What you have to do:
Word for word, quote all of the material, omitting the pictures.

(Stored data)
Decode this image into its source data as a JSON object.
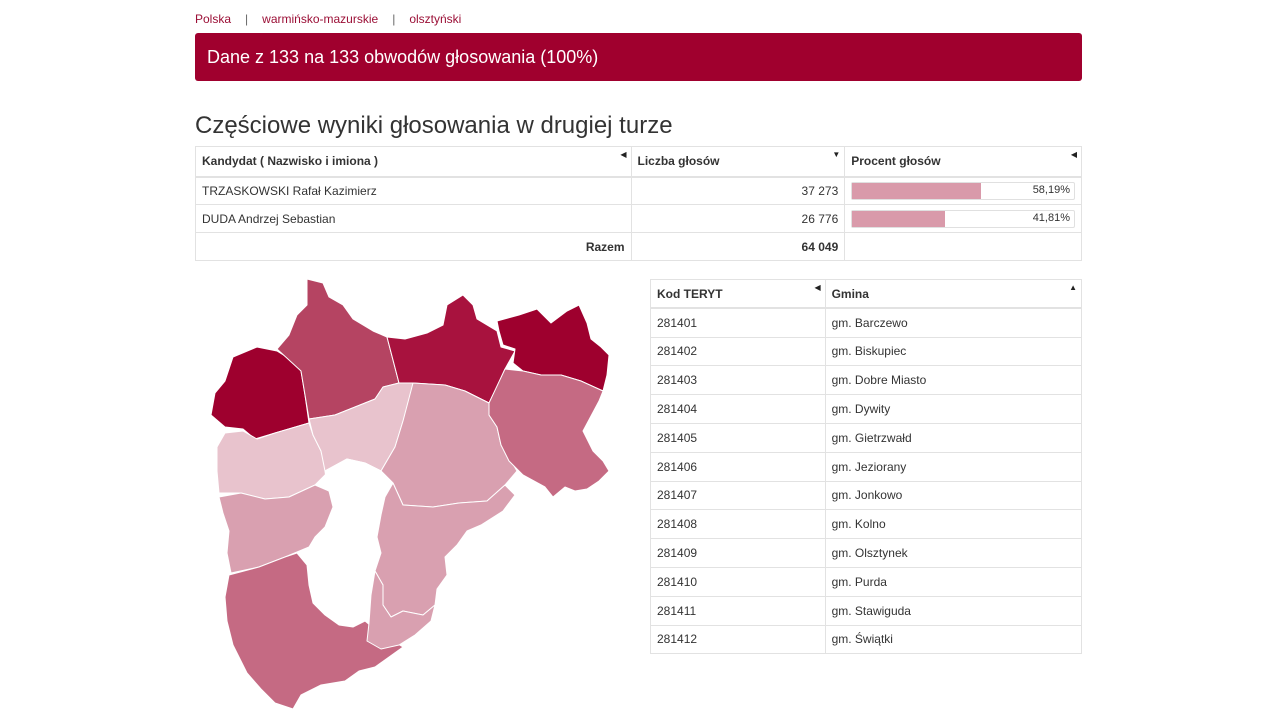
{
  "breadcrumb": [
    "Polska",
    "warmińsko-mazurskie",
    "olsztyński"
  ],
  "banner": "Dane z 133 na 133 obwodów głosowania (100%)",
  "section_title": "Częściowe wyniki głosowania w drugiej turze",
  "results": {
    "headers": [
      "Kandydat ( Nazwisko i imiona )",
      "Liczba głosów",
      "Procent głosów"
    ],
    "rows": [
      {
        "name": "TRZASKOWSKI Rafał Kazimierz",
        "votes": "37 273",
        "percent": "58,19%",
        "fraction": 0.5819
      },
      {
        "name": "DUDA Andrzej Sebastian",
        "votes": "26 776",
        "percent": "41,81%",
        "fraction": 0.4181
      }
    ],
    "total_label": "Razem",
    "total_votes": "64 049"
  },
  "gminy": {
    "headers": [
      "Kod TERYT",
      "Gmina"
    ],
    "rows": [
      {
        "code": "281401",
        "name": "gm. Barczewo"
      },
      {
        "code": "281402",
        "name": "gm. Biskupiec"
      },
      {
        "code": "281403",
        "name": "gm. Dobre Miasto"
      },
      {
        "code": "281404",
        "name": "gm. Dywity"
      },
      {
        "code": "281405",
        "name": "gm. Gietrzwałd"
      },
      {
        "code": "281406",
        "name": "gm. Jeziorany"
      },
      {
        "code": "281407",
        "name": "gm. Jonkowo"
      },
      {
        "code": "281408",
        "name": "gm. Kolno"
      },
      {
        "code": "281409",
        "name": "gm. Olsztynek"
      },
      {
        "code": "281410",
        "name": "gm. Purda"
      },
      {
        "code": "281411",
        "name": "gm. Stawiguda"
      },
      {
        "code": "281412",
        "name": "gm. Świątki"
      }
    ]
  },
  "colors": {
    "accent": "#a0002e",
    "bar": "#d99aaa",
    "map_shades": [
      "#9e002e",
      "#b54462",
      "#c56a83",
      "#d9a0b0",
      "#e8c3cd",
      "#ffffff"
    ]
  },
  "map_regions": [
    {
      "name": "northwest",
      "shade": "#9e002e"
    },
    {
      "name": "north-central-west",
      "shade": "#b54462"
    },
    {
      "name": "north-central",
      "shade": "#a8123e"
    },
    {
      "name": "northeast",
      "shade": "#9e002e"
    },
    {
      "name": "west",
      "shade": "#e8c3cd"
    },
    {
      "name": "center-north",
      "shade": "#e8c3cd"
    },
    {
      "name": "center",
      "shade": "#d9a0b0"
    },
    {
      "name": "east",
      "shade": "#c56a83"
    },
    {
      "name": "southwest-upper",
      "shade": "#d9a0b0"
    },
    {
      "name": "olsztyn-city",
      "shade": "#ffffff"
    },
    {
      "name": "south-center",
      "shade": "#d9a0b0"
    },
    {
      "name": "southwest",
      "shade": "#c56a83"
    },
    {
      "name": "south",
      "shade": "#d9a0b0"
    }
  ]
}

Reply to the exercise:
Decode this image into its source data as a JSON object.
{
  "breadcrumb": [
    "Polska",
    "warmińsko-mazurskie",
    "olsztyński"
  ],
  "banner": "Dane z 133 na 133 obwodów głosowania (100%)",
  "section_title": "Częściowe wyniki głosowania w drugiej turze",
  "results": {
    "headers": [
      "Kandydat ( Nazwisko i imiona )",
      "Liczba głosów",
      "Procent głosów"
    ],
    "rows": [
      {
        "name": "TRZASKOWSKI Rafał Kazimierz",
        "votes": "37 273",
        "percent": "58,19%",
        "fraction": 0.5819
      },
      {
        "name": "DUDA Andrzej Sebastian",
        "votes": "26 776",
        "percent": "41,81%",
        "fraction": 0.4181
      }
    ],
    "total_label": "Razem",
    "total_votes": "64 049"
  },
  "gminy": {
    "headers": [
      "Kod TERYT",
      "Gmina"
    ],
    "rows": [
      {
        "code": "281401",
        "name": "gm. Barczewo"
      },
      {
        "code": "281402",
        "name": "gm. Biskupiec"
      },
      {
        "code": "281403",
        "name": "gm. Dobre Miasto"
      },
      {
        "code": "281404",
        "name": "gm. Dywity"
      },
      {
        "code": "281405",
        "name": "gm. Gietrzwałd"
      },
      {
        "code": "281406",
        "name": "gm. Jeziorany"
      },
      {
        "code": "281407",
        "name": "gm. Jonkowo"
      },
      {
        "code": "281408",
        "name": "gm. Kolno"
      },
      {
        "code": "281409",
        "name": "gm. Olsztynek"
      },
      {
        "code": "281410",
        "name": "gm. Purda"
      },
      {
        "code": "281411",
        "name": "gm. Stawiguda"
      },
      {
        "code": "281412",
        "name": "gm. Świątki"
      }
    ]
  },
  "colors": {
    "accent": "#a0002e",
    "bar": "#d99aaa",
    "map_shades": [
      "#9e002e",
      "#b54462",
      "#c56a83",
      "#d9a0b0",
      "#e8c3cd",
      "#ffffff"
    ]
  },
  "map_regions": [
    {
      "name": "northwest",
      "shade": "#9e002e"
    },
    {
      "name": "north-central-west",
      "shade": "#b54462"
    },
    {
      "name": "north-central",
      "shade": "#a8123e"
    },
    {
      "name": "northeast",
      "shade": "#9e002e"
    },
    {
      "name": "west",
      "shade": "#e8c3cd"
    },
    {
      "name": "center-north",
      "shade": "#e8c3cd"
    },
    {
      "name": "center",
      "shade": "#d9a0b0"
    },
    {
      "name": "east",
      "shade": "#c56a83"
    },
    {
      "name": "southwest-upper",
      "shade": "#d9a0b0"
    },
    {
      "name": "olsztyn-city",
      "shade": "#ffffff"
    },
    {
      "name": "south-center",
      "shade": "#d9a0b0"
    },
    {
      "name": "southwest",
      "shade": "#c56a83"
    },
    {
      "name": "south",
      "shade": "#d9a0b0"
    }
  ]
}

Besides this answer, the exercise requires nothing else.